╭─ Record list

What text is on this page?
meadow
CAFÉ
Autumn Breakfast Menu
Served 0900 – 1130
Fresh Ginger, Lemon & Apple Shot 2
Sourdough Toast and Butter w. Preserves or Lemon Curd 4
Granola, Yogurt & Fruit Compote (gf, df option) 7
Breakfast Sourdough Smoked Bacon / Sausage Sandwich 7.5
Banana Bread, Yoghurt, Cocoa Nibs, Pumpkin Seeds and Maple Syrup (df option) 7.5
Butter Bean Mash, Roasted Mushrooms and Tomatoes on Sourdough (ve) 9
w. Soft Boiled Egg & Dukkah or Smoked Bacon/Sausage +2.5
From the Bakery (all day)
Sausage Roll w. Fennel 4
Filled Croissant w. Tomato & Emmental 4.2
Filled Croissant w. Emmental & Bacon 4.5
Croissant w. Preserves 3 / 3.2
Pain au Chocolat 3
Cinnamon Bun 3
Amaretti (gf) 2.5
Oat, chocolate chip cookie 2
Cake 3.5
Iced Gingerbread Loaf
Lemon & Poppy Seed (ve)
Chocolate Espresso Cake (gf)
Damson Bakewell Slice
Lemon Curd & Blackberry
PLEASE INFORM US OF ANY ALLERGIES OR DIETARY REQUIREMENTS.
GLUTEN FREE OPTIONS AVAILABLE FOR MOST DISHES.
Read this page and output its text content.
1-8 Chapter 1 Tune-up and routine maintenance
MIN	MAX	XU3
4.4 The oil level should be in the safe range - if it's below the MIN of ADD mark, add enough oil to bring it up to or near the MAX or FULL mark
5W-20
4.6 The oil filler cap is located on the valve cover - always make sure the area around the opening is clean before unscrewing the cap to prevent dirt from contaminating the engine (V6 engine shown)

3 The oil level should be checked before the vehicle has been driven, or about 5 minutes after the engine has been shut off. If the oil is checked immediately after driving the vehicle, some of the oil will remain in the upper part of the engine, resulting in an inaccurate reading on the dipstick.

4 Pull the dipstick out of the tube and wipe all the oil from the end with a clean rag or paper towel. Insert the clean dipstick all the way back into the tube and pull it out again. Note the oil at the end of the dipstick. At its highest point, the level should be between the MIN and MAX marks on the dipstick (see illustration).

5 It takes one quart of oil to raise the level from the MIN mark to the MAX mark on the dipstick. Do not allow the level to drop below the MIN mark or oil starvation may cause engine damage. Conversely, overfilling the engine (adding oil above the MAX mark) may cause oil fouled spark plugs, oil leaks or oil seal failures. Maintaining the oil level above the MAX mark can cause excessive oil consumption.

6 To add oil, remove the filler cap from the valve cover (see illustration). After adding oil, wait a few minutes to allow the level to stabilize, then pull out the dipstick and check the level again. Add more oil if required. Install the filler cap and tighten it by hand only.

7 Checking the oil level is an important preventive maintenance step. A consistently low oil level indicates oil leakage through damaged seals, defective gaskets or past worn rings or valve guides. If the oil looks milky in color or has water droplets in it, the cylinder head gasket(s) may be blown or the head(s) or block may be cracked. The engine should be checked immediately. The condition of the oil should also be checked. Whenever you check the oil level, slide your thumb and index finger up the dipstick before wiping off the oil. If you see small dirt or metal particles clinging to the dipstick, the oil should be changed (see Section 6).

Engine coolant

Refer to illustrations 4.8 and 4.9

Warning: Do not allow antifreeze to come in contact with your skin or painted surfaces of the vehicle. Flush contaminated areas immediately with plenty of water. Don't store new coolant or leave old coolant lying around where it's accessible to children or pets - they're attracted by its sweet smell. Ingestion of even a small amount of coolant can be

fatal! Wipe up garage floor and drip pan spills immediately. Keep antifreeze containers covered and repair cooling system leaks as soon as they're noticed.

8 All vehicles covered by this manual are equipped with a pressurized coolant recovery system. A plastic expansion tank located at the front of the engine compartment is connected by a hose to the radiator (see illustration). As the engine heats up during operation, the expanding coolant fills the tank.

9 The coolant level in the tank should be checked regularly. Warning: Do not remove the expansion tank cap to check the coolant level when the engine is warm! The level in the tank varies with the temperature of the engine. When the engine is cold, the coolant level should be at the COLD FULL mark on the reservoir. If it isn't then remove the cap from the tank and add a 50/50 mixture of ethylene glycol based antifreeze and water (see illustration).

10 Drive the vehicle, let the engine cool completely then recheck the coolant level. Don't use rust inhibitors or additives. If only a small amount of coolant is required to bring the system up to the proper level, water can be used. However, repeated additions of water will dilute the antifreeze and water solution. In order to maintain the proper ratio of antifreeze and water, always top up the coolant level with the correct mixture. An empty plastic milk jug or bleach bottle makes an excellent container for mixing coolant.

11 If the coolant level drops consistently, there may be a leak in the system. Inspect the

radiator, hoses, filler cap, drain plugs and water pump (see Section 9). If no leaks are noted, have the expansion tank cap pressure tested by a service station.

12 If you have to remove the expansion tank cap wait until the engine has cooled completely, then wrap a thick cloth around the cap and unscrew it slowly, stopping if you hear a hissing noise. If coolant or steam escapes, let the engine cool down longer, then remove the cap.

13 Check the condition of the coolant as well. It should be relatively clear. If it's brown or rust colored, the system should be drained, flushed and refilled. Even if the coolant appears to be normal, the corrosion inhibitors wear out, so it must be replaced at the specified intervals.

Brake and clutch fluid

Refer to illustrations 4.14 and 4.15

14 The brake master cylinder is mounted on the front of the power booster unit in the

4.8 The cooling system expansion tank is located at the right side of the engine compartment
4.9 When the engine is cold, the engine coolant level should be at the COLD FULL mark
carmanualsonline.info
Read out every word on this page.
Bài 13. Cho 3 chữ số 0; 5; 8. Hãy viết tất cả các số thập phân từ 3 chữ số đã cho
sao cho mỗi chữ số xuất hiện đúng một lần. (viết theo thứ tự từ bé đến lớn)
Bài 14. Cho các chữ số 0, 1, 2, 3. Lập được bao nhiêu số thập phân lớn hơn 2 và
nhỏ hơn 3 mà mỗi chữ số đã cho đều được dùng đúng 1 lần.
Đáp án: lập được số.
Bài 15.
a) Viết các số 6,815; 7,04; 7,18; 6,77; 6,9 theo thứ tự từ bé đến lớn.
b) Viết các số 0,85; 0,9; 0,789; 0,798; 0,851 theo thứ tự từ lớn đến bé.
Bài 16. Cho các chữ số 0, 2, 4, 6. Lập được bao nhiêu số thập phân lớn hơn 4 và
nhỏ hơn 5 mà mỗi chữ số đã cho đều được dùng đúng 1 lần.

╰─

Go through the material and copy out every line with "Lemon" in it.

▶ **Worked answer**:
Fresh Ginger, Lemon & Apple Shot 2
Sourdough Toast and Butter w. Preserves or Lemon Curd 4
Lemon & Poppy Seed (ve)
Lemon Curd & Blackberry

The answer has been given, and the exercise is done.